• [AIM]:
Return the lines below that carry the word "ACAE".

• [RECORDS]:
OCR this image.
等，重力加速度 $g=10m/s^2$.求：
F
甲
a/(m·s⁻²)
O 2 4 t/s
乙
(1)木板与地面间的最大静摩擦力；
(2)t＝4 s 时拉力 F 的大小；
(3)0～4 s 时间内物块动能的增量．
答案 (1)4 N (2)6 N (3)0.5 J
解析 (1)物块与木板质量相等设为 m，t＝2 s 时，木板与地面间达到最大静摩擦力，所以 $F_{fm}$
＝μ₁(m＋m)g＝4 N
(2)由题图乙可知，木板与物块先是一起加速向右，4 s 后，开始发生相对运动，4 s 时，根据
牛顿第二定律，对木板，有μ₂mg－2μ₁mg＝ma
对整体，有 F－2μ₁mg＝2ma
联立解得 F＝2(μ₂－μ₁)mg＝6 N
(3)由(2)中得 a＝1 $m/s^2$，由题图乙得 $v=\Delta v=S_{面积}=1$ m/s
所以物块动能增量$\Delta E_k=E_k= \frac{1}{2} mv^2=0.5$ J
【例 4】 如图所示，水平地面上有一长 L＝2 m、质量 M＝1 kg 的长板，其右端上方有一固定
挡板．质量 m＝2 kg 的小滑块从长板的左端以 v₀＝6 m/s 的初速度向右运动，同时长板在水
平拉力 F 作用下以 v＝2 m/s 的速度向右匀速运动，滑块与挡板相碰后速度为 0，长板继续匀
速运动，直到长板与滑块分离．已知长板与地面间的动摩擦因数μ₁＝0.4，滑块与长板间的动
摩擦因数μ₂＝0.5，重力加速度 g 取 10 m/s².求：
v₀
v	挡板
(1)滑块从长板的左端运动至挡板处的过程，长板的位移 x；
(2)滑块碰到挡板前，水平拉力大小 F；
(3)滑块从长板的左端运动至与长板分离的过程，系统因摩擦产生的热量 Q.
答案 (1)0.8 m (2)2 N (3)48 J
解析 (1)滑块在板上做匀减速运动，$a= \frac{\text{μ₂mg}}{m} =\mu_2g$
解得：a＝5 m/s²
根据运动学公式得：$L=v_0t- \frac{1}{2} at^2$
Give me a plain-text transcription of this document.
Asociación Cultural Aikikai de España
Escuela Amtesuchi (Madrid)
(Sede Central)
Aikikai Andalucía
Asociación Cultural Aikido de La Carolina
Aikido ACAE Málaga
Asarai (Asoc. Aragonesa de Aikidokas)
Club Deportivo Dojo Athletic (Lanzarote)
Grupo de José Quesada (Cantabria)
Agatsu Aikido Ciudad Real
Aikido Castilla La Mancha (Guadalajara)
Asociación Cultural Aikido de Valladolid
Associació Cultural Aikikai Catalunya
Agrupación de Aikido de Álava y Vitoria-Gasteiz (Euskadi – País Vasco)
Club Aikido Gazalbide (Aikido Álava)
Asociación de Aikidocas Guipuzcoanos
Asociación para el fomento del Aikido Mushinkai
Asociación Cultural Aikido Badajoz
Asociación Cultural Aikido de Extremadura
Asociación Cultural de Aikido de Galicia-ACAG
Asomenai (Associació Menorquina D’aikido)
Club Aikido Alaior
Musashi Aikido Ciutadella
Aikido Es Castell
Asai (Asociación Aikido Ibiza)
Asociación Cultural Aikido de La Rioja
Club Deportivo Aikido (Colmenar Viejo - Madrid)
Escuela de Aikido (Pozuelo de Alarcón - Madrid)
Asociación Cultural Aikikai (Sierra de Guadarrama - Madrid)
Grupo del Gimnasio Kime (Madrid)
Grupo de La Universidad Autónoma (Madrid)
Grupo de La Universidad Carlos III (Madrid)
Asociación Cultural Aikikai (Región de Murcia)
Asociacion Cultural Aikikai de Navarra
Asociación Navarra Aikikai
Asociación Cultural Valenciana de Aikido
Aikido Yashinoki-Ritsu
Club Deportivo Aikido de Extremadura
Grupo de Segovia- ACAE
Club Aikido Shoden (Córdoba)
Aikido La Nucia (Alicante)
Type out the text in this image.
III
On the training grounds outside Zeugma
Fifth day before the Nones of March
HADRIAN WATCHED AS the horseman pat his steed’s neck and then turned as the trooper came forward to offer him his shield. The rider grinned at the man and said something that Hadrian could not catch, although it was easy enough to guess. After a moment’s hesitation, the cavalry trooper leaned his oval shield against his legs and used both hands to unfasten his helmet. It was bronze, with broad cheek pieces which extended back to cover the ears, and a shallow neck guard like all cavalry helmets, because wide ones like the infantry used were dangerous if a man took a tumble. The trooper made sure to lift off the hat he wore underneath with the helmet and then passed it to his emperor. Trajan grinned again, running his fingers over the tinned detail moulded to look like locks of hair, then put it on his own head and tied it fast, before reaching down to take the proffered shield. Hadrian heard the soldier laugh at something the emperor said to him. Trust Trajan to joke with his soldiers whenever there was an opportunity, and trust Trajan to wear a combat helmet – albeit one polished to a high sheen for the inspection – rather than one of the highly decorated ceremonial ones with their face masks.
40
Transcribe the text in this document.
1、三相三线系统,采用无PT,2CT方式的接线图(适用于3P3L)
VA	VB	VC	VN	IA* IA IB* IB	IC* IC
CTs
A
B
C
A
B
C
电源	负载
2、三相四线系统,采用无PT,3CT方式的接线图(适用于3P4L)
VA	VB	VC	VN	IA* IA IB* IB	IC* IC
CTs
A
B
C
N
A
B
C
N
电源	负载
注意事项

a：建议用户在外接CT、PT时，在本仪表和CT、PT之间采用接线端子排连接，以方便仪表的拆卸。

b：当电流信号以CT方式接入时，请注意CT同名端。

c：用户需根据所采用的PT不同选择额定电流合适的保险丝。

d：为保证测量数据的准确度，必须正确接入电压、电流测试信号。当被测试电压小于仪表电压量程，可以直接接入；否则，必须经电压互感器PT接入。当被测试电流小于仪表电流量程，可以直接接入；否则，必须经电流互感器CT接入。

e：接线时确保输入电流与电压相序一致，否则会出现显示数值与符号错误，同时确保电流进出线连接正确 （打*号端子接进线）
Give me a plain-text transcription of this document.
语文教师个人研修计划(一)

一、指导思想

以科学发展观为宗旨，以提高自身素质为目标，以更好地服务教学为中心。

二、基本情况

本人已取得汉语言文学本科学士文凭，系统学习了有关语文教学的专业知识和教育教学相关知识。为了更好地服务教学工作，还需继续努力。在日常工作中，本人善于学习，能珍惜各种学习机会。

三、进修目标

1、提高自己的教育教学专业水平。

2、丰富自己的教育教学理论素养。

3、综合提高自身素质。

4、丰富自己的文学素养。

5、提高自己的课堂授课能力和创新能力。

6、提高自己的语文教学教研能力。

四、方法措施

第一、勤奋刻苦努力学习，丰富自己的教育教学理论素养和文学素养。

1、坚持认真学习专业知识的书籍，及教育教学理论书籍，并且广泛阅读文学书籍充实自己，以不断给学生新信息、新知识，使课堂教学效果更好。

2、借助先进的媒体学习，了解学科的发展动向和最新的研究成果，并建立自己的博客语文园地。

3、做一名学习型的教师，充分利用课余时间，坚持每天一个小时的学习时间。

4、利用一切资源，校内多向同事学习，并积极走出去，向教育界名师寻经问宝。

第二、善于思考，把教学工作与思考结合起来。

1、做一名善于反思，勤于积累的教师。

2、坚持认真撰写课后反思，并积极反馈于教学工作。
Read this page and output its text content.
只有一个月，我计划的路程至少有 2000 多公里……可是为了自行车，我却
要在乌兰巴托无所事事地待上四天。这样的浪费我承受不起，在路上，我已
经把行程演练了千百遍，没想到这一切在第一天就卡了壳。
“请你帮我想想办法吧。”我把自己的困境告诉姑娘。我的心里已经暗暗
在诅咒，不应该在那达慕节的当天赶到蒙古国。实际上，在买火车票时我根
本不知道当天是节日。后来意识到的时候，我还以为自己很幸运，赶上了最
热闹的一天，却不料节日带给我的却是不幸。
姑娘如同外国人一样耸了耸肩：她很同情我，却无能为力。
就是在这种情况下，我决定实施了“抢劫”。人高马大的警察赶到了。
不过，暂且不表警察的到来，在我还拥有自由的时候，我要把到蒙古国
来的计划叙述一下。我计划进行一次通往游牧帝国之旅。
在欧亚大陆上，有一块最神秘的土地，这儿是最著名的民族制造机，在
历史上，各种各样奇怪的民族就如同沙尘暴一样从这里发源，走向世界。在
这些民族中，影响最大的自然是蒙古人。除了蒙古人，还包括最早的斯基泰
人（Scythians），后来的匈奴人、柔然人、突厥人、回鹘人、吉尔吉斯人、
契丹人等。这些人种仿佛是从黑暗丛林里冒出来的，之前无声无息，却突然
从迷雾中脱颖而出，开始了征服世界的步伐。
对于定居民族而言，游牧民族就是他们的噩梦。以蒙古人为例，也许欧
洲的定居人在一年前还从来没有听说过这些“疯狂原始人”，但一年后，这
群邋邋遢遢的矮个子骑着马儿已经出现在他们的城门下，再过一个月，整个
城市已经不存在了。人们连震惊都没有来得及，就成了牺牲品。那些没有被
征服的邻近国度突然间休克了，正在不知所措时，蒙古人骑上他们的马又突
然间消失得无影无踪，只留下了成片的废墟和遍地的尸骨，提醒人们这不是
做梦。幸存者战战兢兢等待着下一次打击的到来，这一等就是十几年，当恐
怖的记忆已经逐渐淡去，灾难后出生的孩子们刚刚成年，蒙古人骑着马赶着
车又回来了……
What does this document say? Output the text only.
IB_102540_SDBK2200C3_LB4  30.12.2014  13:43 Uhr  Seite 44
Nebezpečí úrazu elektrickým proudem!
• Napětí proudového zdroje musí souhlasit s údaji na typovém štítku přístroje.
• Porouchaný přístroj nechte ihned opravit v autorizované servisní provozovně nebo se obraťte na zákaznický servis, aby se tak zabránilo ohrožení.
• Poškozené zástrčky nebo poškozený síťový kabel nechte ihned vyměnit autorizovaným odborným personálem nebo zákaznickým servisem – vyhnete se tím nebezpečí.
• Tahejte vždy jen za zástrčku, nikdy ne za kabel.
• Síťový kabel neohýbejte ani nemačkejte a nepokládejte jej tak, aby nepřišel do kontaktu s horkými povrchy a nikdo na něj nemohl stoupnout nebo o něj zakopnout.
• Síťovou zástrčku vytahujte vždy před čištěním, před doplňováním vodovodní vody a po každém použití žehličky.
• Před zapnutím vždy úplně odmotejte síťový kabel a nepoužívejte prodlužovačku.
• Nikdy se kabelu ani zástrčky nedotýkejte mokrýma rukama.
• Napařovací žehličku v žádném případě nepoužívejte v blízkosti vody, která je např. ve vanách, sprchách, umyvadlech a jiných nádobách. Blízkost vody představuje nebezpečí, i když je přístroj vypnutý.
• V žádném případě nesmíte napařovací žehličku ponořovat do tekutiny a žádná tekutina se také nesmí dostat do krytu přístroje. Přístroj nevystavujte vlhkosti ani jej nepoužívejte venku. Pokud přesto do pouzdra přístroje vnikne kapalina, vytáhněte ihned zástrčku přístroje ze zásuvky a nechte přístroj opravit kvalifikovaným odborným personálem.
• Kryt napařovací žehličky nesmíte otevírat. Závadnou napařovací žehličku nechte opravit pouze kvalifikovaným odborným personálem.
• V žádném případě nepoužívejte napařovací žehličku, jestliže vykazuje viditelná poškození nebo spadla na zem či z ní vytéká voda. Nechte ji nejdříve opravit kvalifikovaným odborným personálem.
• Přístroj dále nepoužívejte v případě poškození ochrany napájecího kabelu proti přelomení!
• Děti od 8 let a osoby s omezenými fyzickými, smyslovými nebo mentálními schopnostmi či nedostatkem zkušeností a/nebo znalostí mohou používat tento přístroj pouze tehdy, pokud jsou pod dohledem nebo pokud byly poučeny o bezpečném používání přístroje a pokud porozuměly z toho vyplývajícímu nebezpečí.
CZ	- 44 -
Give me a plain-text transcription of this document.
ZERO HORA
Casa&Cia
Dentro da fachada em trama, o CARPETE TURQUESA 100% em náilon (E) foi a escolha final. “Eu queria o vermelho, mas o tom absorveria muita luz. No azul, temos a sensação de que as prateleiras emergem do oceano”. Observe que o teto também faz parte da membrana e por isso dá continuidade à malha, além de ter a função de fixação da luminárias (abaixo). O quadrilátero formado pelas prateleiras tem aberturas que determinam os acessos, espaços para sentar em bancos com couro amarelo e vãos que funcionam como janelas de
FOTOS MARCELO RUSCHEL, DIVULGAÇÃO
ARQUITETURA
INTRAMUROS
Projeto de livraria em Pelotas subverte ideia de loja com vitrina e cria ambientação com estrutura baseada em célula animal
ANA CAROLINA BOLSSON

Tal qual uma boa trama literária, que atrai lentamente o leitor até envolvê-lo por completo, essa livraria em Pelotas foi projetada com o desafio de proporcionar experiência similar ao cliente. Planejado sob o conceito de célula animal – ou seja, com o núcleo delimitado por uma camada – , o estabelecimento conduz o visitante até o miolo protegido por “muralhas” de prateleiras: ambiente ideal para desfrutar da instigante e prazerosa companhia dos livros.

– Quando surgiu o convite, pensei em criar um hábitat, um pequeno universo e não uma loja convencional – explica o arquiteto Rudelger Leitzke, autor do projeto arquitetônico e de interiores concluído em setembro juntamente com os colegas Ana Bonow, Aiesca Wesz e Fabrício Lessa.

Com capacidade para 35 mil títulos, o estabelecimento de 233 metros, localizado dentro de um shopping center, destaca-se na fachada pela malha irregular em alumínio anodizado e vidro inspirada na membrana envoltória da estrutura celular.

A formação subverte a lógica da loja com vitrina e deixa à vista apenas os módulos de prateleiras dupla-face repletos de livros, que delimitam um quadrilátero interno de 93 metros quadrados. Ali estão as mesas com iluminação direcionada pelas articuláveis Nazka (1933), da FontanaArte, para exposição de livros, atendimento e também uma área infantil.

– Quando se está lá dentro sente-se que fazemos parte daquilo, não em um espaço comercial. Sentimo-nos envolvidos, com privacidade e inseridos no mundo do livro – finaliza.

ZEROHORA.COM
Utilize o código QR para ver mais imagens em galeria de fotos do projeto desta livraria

• [RESPONSE TO THIS TASK]:
Aikido ACAE Málaga
Grupo de Segovia- ACAE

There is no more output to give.